Data extracted from a collection
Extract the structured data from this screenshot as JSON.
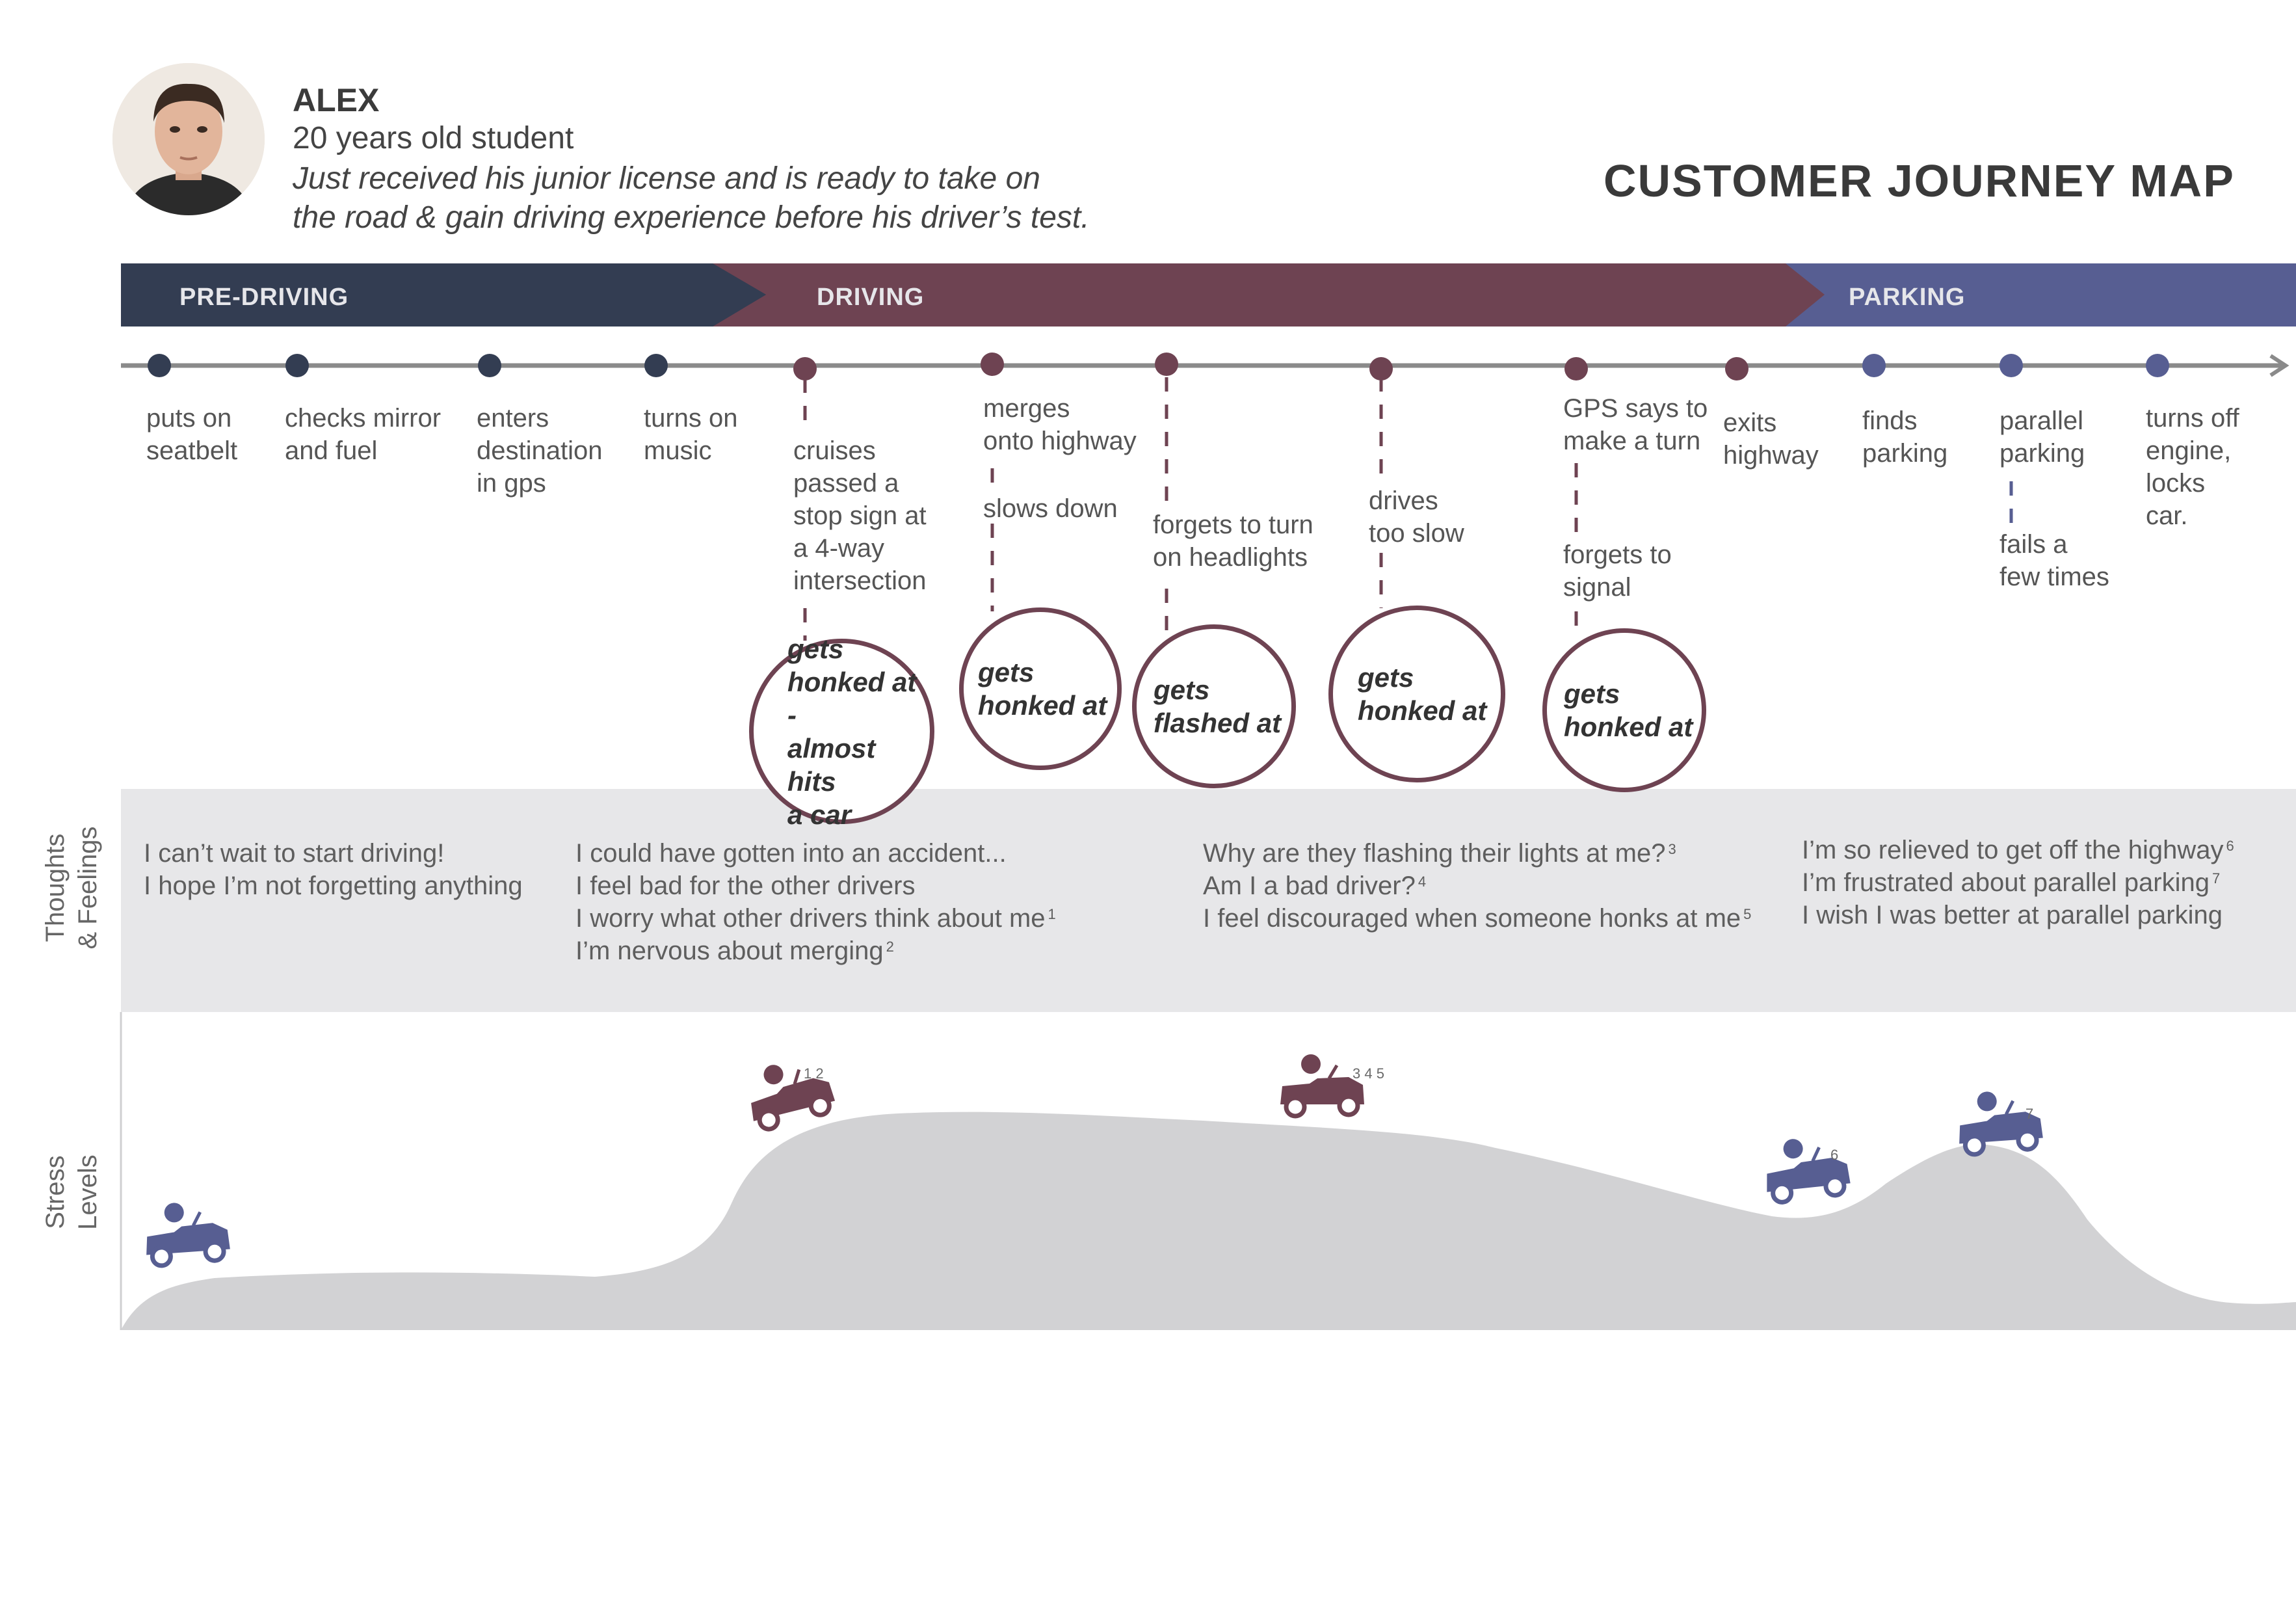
{
  "persona": {
    "name": "ALEX",
    "age_line": "20 years old student",
    "description": [
      "Just received his junior license and is ready to take on",
      "the road & gain driving experience before his driver’s test."
    ]
  },
  "title": "CUSTOMER JOURNEY MAP",
  "stages": [
    {
      "label": "PRE-DRIVING",
      "color": "#333d52"
    },
    {
      "label": "DRIVING",
      "color": "#6e4352"
    },
    {
      "label": "PARKING",
      "color": "#575e92"
    }
  ],
  "steps": [
    {
      "id": "s1",
      "text": "puts on\nseatbelt",
      "stage": "PRE-DRIVING"
    },
    {
      "id": "s2",
      "text": "checks mirror\nand fuel",
      "stage": "PRE-DRIVING"
    },
    {
      "id": "s3",
      "text": "enters\ndestination\nin gps",
      "stage": "PRE-DRIVING"
    },
    {
      "id": "s4",
      "text": "turns on\nmusic",
      "stage": "PRE-DRIVING"
    },
    {
      "id": "s5",
      "text": "cruises\npassed a\nstop sign at\na 4-way\nintersection",
      "stage": "DRIVING"
    },
    {
      "id": "s6",
      "text": "merges\nonto highway",
      "sub": "slows down",
      "stage": "DRIVING"
    },
    {
      "id": "s7",
      "text": "forgets to turn\non headlights",
      "stage": "DRIVING"
    },
    {
      "id": "s8",
      "text": "drives\ntoo slow",
      "stage": "DRIVING"
    },
    {
      "id": "s9",
      "text": "GPS says to\nmake a turn",
      "sub": "forgets to\nsignal",
      "stage": "DRIVING"
    },
    {
      "id": "s10",
      "text": "exits\nhighway",
      "stage": "DRIVING"
    },
    {
      "id": "s11",
      "text": "finds\nparking",
      "stage": "PARKING"
    },
    {
      "id": "s12",
      "text": "parallel\nparking",
      "sub": "fails a\nfew times",
      "stage": "PARKING"
    },
    {
      "id": "s13",
      "text": "turns off\nengine,\nlocks\ncar.",
      "stage": "PARKING"
    }
  ],
  "pain_points": [
    {
      "text": "gets\nhonked at -\nalmost hits\na car"
    },
    {
      "text": "gets\nhonked at"
    },
    {
      "text": "gets\nflashed at"
    },
    {
      "text": "gets\nhonked at"
    },
    {
      "text": "gets\nhonked at"
    }
  ],
  "thoughts_label": [
    "Thoughts",
    "& Feelings"
  ],
  "thoughts": [
    {
      "lines": [
        {
          "t": "I can’t wait to start driving!",
          "n": ""
        },
        {
          "t": "I hope I’m not forgetting anything",
          "n": ""
        }
      ]
    },
    {
      "lines": [
        {
          "t": "I could have gotten into an accident...",
          "n": ""
        },
        {
          "t": "I feel bad for the other drivers",
          "n": ""
        },
        {
          "t": "I worry what other drivers think about me",
          "n": "1"
        },
        {
          "t": "I’m nervous about merging",
          "n": "2"
        }
      ]
    },
    {
      "lines": [
        {
          "t": "Why are they flashing their lights at me?",
          "n": "3"
        },
        {
          "t": "Am I a bad driver?",
          "n": "4"
        },
        {
          "t": "I feel discouraged when someone honks at me",
          "n": "5"
        }
      ]
    },
    {
      "lines": [
        {
          "t": "I’m so relieved to get off the highway",
          "n": "6"
        },
        {
          "t": "I’m frustrated about parallel parking",
          "n": "7"
        },
        {
          "t": "I wish I was better at parallel parking",
          "n": ""
        }
      ]
    }
  ],
  "stress_label": [
    "Stress",
    "Levels"
  ],
  "stress_markers": [
    {
      "note": "",
      "color": "#575e92"
    },
    {
      "note": "1 2",
      "color": "#6e4352"
    },
    {
      "note": "3 4 5",
      "color": "#6e4352"
    },
    {
      "note": "6",
      "color": "#575e92"
    },
    {
      "note": "7",
      "color": "#575e92"
    }
  ],
  "colors": {
    "pre": "#333d52",
    "driving": "#6e4352",
    "parking": "#575e92",
    "band": "#e7e7e9",
    "curve": "#d2d2d4"
  }
}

» **WRITTEN INSTRUCTION**
Copy the data word for word. Pictures do not go in the copy.

» **ANSWER IN FULL**
Extract the structured data from this screenshot as JSON.
{
  "persona": {
    "name": "ALEX",
    "age_line": "20 years old student",
    "description": [
      "Just received his junior license and is ready to take on",
      "the road & gain driving experience before his driver’s test."
    ]
  },
  "title": "CUSTOMER JOURNEY MAP",
  "stages": [
    {
      "label": "PRE-DRIVING",
      "color": "#333d52"
    },
    {
      "label": "DRIVING",
      "color": "#6e4352"
    },
    {
      "label": "PARKING",
      "color": "#575e92"
    }
  ],
  "steps": [
    {
      "id": "s1",
      "text": "puts on\nseatbelt",
      "stage": "PRE-DRIVING"
    },
    {
      "id": "s2",
      "text": "checks mirror\nand fuel",
      "stage": "PRE-DRIVING"
    },
    {
      "id": "s3",
      "text": "enters\ndestination\nin gps",
      "stage": "PRE-DRIVING"
    },
    {
      "id": "s4",
      "text": "turns on\nmusic",
      "stage": "PRE-DRIVING"
    },
    {
      "id": "s5",
      "text": "cruises\npassed a\nstop sign at\na 4-way\nintersection",
      "stage": "DRIVING"
    },
    {
      "id": "s6",
      "text": "merges\nonto highway",
      "sub": "slows down",
      "stage": "DRIVING"
    },
    {
      "id": "s7",
      "text": "forgets to turn\non headlights",
      "stage": "DRIVING"
    },
    {
      "id": "s8",
      "text": "drives\ntoo slow",
      "stage": "DRIVING"
    },
    {
      "id": "s9",
      "text": "GPS says to\nmake a turn",
      "sub": "forgets to\nsignal",
      "stage": "DRIVING"
    },
    {
      "id": "s10",
      "text": "exits\nhighway",
      "stage": "DRIVING"
    },
    {
      "id": "s11",
      "text": "finds\nparking",
      "stage": "PARKING"
    },
    {
      "id": "s12",
      "text": "parallel\nparking",
      "sub": "fails a\nfew times",
      "stage": "PARKING"
    },
    {
      "id": "s13",
      "text": "turns off\nengine,\nlocks\ncar.",
      "stage": "PARKING"
    }
  ],
  "pain_points": [
    {
      "text": "gets\nhonked at -\nalmost hits\na car"
    },
    {
      "text": "gets\nhonked at"
    },
    {
      "text": "gets\nflashed at"
    },
    {
      "text": "gets\nhonked at"
    },
    {
      "text": "gets\nhonked at"
    }
  ],
  "thoughts_label": [
    "Thoughts",
    "& Feelings"
  ],
  "thoughts": [
    {
      "lines": [
        {
          "t": "I can’t wait to start driving!",
          "n": ""
        },
        {
          "t": "I hope I’m not forgetting anything",
          "n": ""
        }
      ]
    },
    {
      "lines": [
        {
          "t": "I could have gotten into an accident...",
          "n": ""
        },
        {
          "t": "I feel bad for the other drivers",
          "n": ""
        },
        {
          "t": "I worry what other drivers think about me",
          "n": "1"
        },
        {
          "t": "I’m nervous about merging",
          "n": "2"
        }
      ]
    },
    {
      "lines": [
        {
          "t": "Why are they flashing their lights at me?",
          "n": "3"
        },
        {
          "t": "Am I a bad driver?",
          "n": "4"
        },
        {
          "t": "I feel discouraged when someone honks at me",
          "n": "5"
        }
      ]
    },
    {
      "lines": [
        {
          "t": "I’m so relieved to get off the highway",
          "n": "6"
        },
        {
          "t": "I’m frustrated about parallel parking",
          "n": "7"
        },
        {
          "t": "I wish I was better at parallel parking",
          "n": ""
        }
      ]
    }
  ],
  "stress_label": [
    "Stress",
    "Levels"
  ],
  "stress_markers": [
    {
      "note": "",
      "color": "#575e92"
    },
    {
      "note": "1 2",
      "color": "#6e4352"
    },
    {
      "note": "3 4 5",
      "color": "#6e4352"
    },
    {
      "note": "6",
      "color": "#575e92"
    },
    {
      "note": "7",
      "color": "#575e92"
    }
  ],
  "colors": {
    "pre": "#333d52",
    "driving": "#6e4352",
    "parking": "#575e92",
    "band": "#e7e7e9",
    "curve": "#d2d2d4"
  }
}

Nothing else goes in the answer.